▸ Study material
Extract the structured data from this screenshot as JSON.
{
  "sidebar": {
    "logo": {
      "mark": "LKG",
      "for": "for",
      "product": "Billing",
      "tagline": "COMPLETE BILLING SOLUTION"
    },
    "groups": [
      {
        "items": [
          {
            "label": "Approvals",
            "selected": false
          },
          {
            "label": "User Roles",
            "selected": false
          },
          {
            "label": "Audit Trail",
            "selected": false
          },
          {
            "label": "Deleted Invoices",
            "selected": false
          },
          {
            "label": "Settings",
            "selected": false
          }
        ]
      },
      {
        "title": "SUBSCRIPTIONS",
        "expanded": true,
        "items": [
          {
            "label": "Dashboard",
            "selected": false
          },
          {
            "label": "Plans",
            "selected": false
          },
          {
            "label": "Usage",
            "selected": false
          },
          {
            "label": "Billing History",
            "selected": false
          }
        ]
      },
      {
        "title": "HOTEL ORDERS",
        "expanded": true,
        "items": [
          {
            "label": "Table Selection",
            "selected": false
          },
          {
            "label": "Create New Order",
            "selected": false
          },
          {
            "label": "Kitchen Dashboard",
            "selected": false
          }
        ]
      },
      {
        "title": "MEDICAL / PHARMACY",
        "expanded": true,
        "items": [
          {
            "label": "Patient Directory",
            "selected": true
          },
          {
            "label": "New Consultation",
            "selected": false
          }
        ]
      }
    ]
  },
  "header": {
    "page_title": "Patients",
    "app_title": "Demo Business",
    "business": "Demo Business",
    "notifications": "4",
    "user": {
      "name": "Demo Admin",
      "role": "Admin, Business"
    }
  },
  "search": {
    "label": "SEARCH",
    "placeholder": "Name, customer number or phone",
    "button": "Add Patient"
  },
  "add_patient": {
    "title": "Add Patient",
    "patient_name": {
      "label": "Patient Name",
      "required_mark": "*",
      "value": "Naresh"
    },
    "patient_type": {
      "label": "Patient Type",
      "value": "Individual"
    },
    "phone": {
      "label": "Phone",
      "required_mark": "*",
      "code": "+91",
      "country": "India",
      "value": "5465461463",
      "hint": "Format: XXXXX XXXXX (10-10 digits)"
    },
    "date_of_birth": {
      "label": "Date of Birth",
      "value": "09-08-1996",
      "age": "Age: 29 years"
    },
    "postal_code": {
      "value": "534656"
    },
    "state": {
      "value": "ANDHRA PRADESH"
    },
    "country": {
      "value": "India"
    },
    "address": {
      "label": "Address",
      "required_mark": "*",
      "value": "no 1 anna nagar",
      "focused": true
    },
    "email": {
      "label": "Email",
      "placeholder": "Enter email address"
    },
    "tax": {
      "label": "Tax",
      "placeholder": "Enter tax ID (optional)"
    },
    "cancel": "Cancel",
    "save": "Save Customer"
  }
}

▸ Prompt
A word-for-word copy of the full listing is required.

▸ Exercise output
Extract the structured data from this screenshot as JSON.
{
  "sidebar": {
    "logo": {
      "mark": "LKG",
      "for": "for",
      "product": "Billing",
      "tagline": "COMPLETE BILLING SOLUTION"
    },
    "groups": [
      {
        "items": [
          {
            "label": "Approvals",
            "selected": false
          },
          {
            "label": "User Roles",
            "selected": false
          },
          {
            "label": "Audit Trail",
            "selected": false
          },
          {
            "label": "Deleted Invoices",
            "selected": false
          },
          {
            "label": "Settings",
            "selected": false
          }
        ]
      },
      {
        "title": "SUBSCRIPTIONS",
        "expanded": true,
        "items": [
          {
            "label": "Dashboard",
            "selected": false
          },
          {
            "label": "Plans",
            "selected": false
          },
          {
            "label": "Usage",
            "selected": false
          },
          {
            "label": "Billing History",
            "selected": false
          }
        ]
      },
      {
        "title": "HOTEL ORDERS",
        "expanded": true,
        "items": [
          {
            "label": "Table Selection",
            "selected": false
          },
          {
            "label": "Create New Order",
            "selected": false
          },
          {
            "label": "Kitchen Dashboard",
            "selected": false
          }
        ]
      },
      {
        "title": "MEDICAL / PHARMACY",
        "expanded": true,
        "items": [
          {
            "label": "Patient Directory",
            "selected": true
          },
          {
            "label": "New Consultation",
            "selected": false
          }
        ]
      }
    ]
  },
  "header": {
    "page_title": "Patients",
    "app_title": "Demo Business",
    "business": "Demo Business",
    "notifications": "4",
    "user": {
      "name": "Demo Admin",
      "role": "Admin, Business"
    }
  },
  "search": {
    "label": "SEARCH",
    "placeholder": "Name, customer number or phone",
    "button": "Add Patient"
  },
  "add_patient": {
    "title": "Add Patient",
    "patient_name": {
      "label": "Patient Name",
      "required_mark": "*",
      "value": "Naresh"
    },
    "patient_type": {
      "label": "Patient Type",
      "value": "Individual"
    },
    "phone": {
      "label": "Phone",
      "required_mark": "*",
      "code": "+91",
      "country": "India",
      "value": "5465461463",
      "hint": "Format: XXXXX XXXXX (10-10 digits)"
    },
    "date_of_birth": {
      "label": "Date of Birth",
      "value": "09-08-1996",
      "age": "Age: 29 years"
    },
    "postal_code": {
      "value": "534656"
    },
    "state": {
      "value": "ANDHRA PRADESH"
    },
    "country": {
      "value": "India"
    },
    "address": {
      "label": "Address",
      "required_mark": "*",
      "value": "no 1 anna nagar",
      "focused": true
    },
    "email": {
      "label": "Email",
      "placeholder": "Enter email address"
    },
    "tax": {
      "label": "Tax",
      "placeholder": "Enter tax ID (optional)"
    },
    "cancel": "Cancel",
    "save": "Save Customer"
  }
}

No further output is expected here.